[INPUT]:
————————

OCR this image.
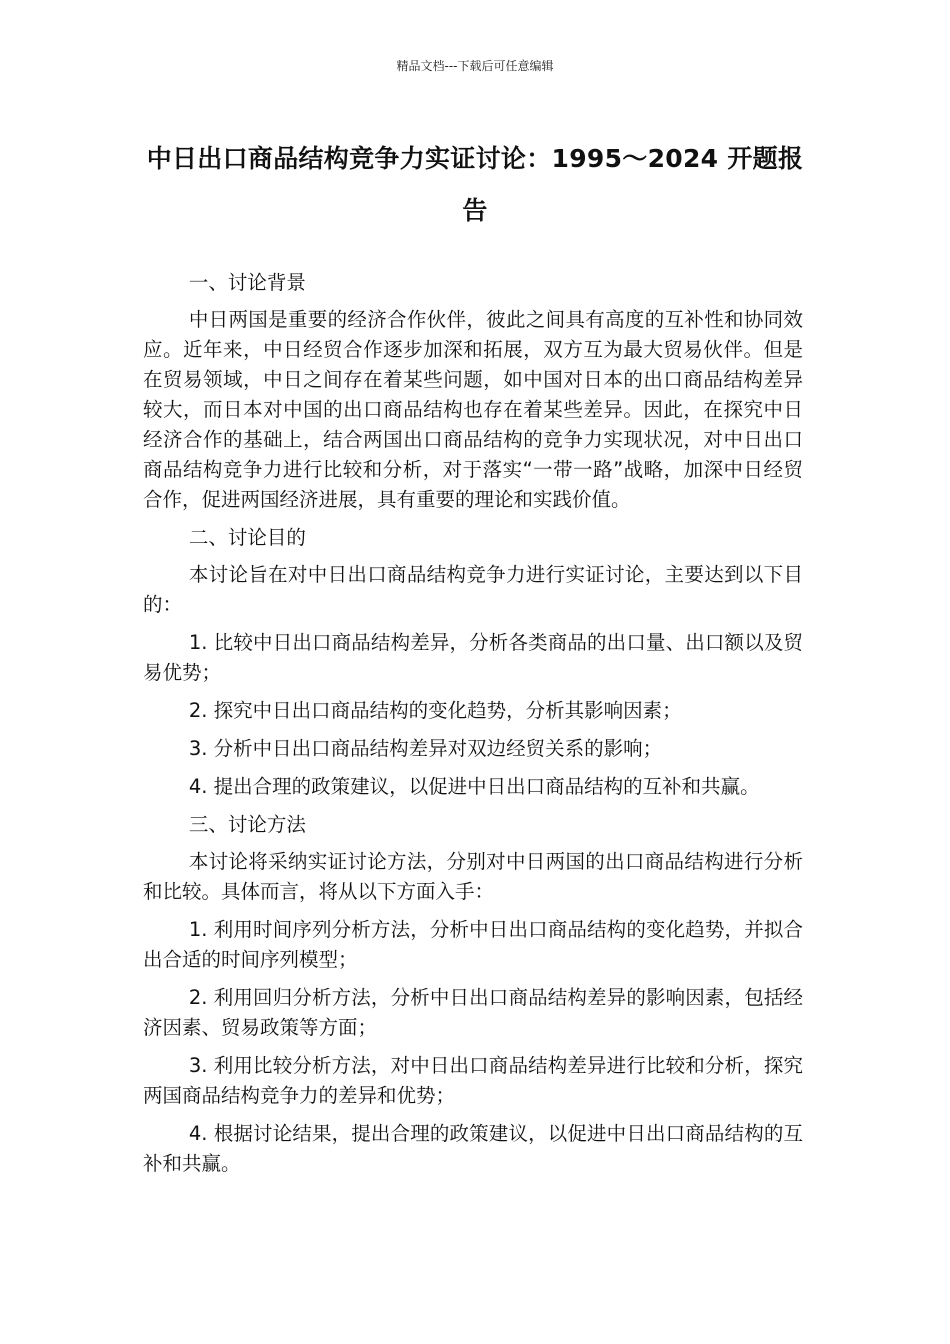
精品文档---下载后可任意编辑
中日出口商品结构竞争力实证讨论：1995～2024 开题报告

一、讨论背景

中日两国是重要的经济合作伙伴，彼此之间具有高度的互补性和协同效应。近年来，中日经贸合作逐步加深和拓展，双方互为最大贸易伙伴。但是在贸易领域，中日之间存在着某些问题，如中国对日本的出口商品结构差异较大，而日本对中国的出口商品结构也存在着某些差异。因此，在探究中日经济合作的基础上，结合两国出口商品结构的竞争力实现状况，对中日出口商品结构竞争力进行比较和分析，对于落实“一带一路”战略，加深中日经贸合作，促进两国经济进展，具有重要的理论和实践价值。

二、讨论目的

本讨论旨在对中日出口商品结构竞争力进行实证讨论，主要达到以下目的：

1. 比较中日出口商品结构差异，分析各类商品的出口量、出口额以及贸易优势；

2. 探究中日出口商品结构的变化趋势，分析其影响因素；

3. 分析中日出口商品结构差异对双边经贸关系的影响；

4. 提出合理的政策建议，以促进中日出口商品结构的互补和共赢。

三、讨论方法

本讨论将采纳实证讨论方法，分别对中日两国的出口商品结构进行分析和比较。具体而言，将从以下方面入手：

1. 利用时间序列分析方法，分析中日出口商品结构的变化趋势，并拟合出合适的时间序列模型；

2. 利用回归分析方法，分析中日出口商品结构差异的影响因素，包括经济因素、贸易政策等方面；

3. 利用比较分析方法，对中日出口商品结构差异进行比较和分析，探究两国商品结构竞争力的差异和优势；

4. 根据讨论结果，提出合理的政策建议，以促进中日出口商品结构的互补和共赢。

————————

[SET PROBLEM]: Without including any pictures, print each record exactly.

[WRITTEN REPLY]:
OCR this image.
精品文档---下载后可任意编辑
中日出口商品结构竞争力实证讨论：1995～2024 开题报告

一、讨论背景

中日两国是重要的经济合作伙伴，彼此之间具有高度的互补性和协同效应。近年来，中日经贸合作逐步加深和拓展，双方互为最大贸易伙伴。但是在贸易领域，中日之间存在着某些问题，如中国对日本的出口商品结构差异较大，而日本对中国的出口商品结构也存在着某些差异。因此，在探究中日经济合作的基础上，结合两国出口商品结构的竞争力实现状况，对中日出口商品结构竞争力进行比较和分析，对于落实“一带一路”战略，加深中日经贸合作，促进两国经济进展，具有重要的理论和实践价值。

二、讨论目的

本讨论旨在对中日出口商品结构竞争力进行实证讨论，主要达到以下目的：

1. 比较中日出口商品结构差异，分析各类商品的出口量、出口额以及贸易优势；

2. 探究中日出口商品结构的变化趋势，分析其影响因素；

3. 分析中日出口商品结构差异对双边经贸关系的影响；

4. 提出合理的政策建议，以促进中日出口商品结构的互补和共赢。

三、讨论方法

本讨论将采纳实证讨论方法，分别对中日两国的出口商品结构进行分析和比较。具体而言，将从以下方面入手：

1. 利用时间序列分析方法，分析中日出口商品结构的变化趋势，并拟合出合适的时间序列模型；

2. 利用回归分析方法，分析中日出口商品结构差异的影响因素，包括经济因素、贸易政策等方面；

3. 利用比较分析方法，对中日出口商品结构差异进行比较和分析，探究两国商品结构竞争力的差异和优势；

4. 根据讨论结果，提出合理的政策建议，以促进中日出口商品结构的互补和共赢。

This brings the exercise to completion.